** start RECORDS SHOWN **
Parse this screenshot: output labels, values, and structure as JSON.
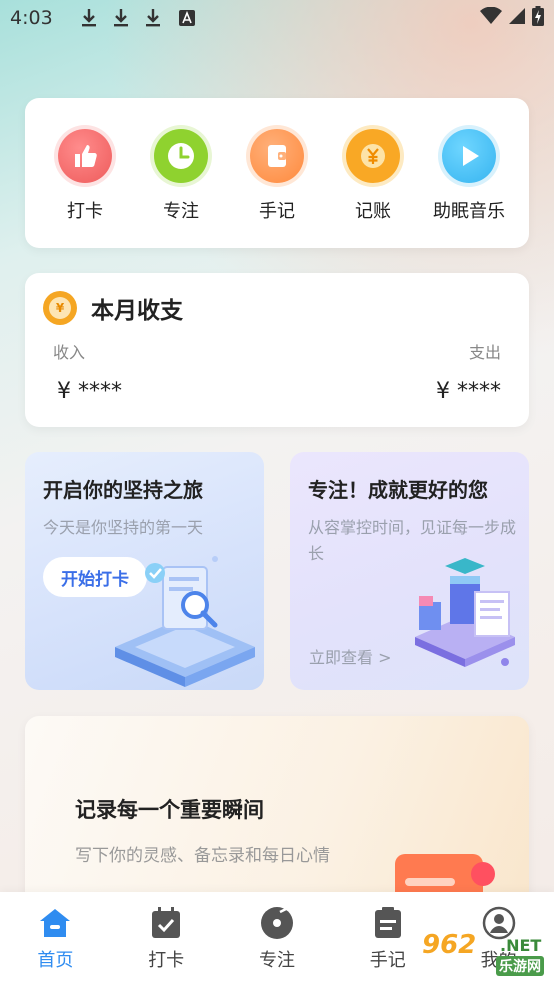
{
  "status_bar": {
    "time": "4:03",
    "download_icons": [
      "download-icon",
      "download-icon",
      "download-icon"
    ],
    "notification_icon": "a-app-icon",
    "right_icons": [
      "wifi-icon",
      "signal-icon",
      "battery-charging-icon"
    ]
  },
  "quick_actions": [
    {
      "label": "打卡",
      "icon": "thumbs-up-icon",
      "color": "#f26b6b"
    },
    {
      "label": "专注",
      "icon": "clock-icon",
      "color": "#8fd22f"
    },
    {
      "label": "手记",
      "icon": "notebook-icon",
      "color": "#ff9a4a"
    },
    {
      "label": "记账",
      "icon": "yen-coin-icon",
      "color": "#f9a825"
    },
    {
      "label": "助眠音乐",
      "icon": "play-icon",
      "color": "#4fc3f7"
    }
  ],
  "balance": {
    "title": "本月收支",
    "income_label": "收入",
    "expense_label": "支出",
    "income_value": "¥ ****",
    "expense_value": "¥ ****",
    "coin_symbol": "¥"
  },
  "checkin_card": {
    "title": "开启你的坚持之旅",
    "desc": "今天是你坚持的第一天",
    "button": "开始打卡"
  },
  "focus_card": {
    "title": "专注！成就更好的您",
    "desc": "从容掌控时间，见证每一步成长",
    "link": "立即查看 >"
  },
  "moments_card": {
    "title": "记录每一个重要瞬间",
    "desc": "写下你的灵感、备忘录和每日心情"
  },
  "bottom_nav": [
    {
      "label": "首页",
      "icon": "home-icon",
      "active": true
    },
    {
      "label": "打卡",
      "icon": "calendar-check-icon",
      "active": false
    },
    {
      "label": "专注",
      "icon": "focus-disc-icon",
      "active": false
    },
    {
      "label": "手记",
      "icon": "note-icon",
      "active": false
    },
    {
      "label": "我的",
      "icon": "profile-icon",
      "active": false
    }
  ],
  "watermark": {
    "num": "962",
    "net": ".NET",
    "site": "乐游网"
  },
  "colors": {
    "accent": "#2f8cf0",
    "checkin_button_text": "#3b6fe8"
  }
}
** end RECORDS SHOWN **
Omit every image. Quote each record exactly.

Parse this screenshot: output labels, values, and structure as JSON.
{
  "status_bar": {
    "time": "4:03",
    "download_icons": [
      "download-icon",
      "download-icon",
      "download-icon"
    ],
    "notification_icon": "a-app-icon",
    "right_icons": [
      "wifi-icon",
      "signal-icon",
      "battery-charging-icon"
    ]
  },
  "quick_actions": [
    {
      "label": "打卡",
      "icon": "thumbs-up-icon",
      "color": "#f26b6b"
    },
    {
      "label": "专注",
      "icon": "clock-icon",
      "color": "#8fd22f"
    },
    {
      "label": "手记",
      "icon": "notebook-icon",
      "color": "#ff9a4a"
    },
    {
      "label": "记账",
      "icon": "yen-coin-icon",
      "color": "#f9a825"
    },
    {
      "label": "助眠音乐",
      "icon": "play-icon",
      "color": "#4fc3f7"
    }
  ],
  "balance": {
    "title": "本月收支",
    "income_label": "收入",
    "expense_label": "支出",
    "income_value": "¥ ****",
    "expense_value": "¥ ****",
    "coin_symbol": "¥"
  },
  "checkin_card": {
    "title": "开启你的坚持之旅",
    "desc": "今天是你坚持的第一天",
    "button": "开始打卡"
  },
  "focus_card": {
    "title": "专注！成就更好的您",
    "desc": "从容掌控时间，见证每一步成长",
    "link": "立即查看 >"
  },
  "moments_card": {
    "title": "记录每一个重要瞬间",
    "desc": "写下你的灵感、备忘录和每日心情"
  },
  "bottom_nav": [
    {
      "label": "首页",
      "icon": "home-icon",
      "active": true
    },
    {
      "label": "打卡",
      "icon": "calendar-check-icon",
      "active": false
    },
    {
      "label": "专注",
      "icon": "focus-disc-icon",
      "active": false
    },
    {
      "label": "手记",
      "icon": "note-icon",
      "active": false
    },
    {
      "label": "我的",
      "icon": "profile-icon",
      "active": false
    }
  ],
  "watermark": {
    "num": "962",
    "net": ".NET",
    "site": "乐游网"
  },
  "colors": {
    "accent": "#2f8cf0",
    "checkin_button_text": "#3b6fe8"
  }
}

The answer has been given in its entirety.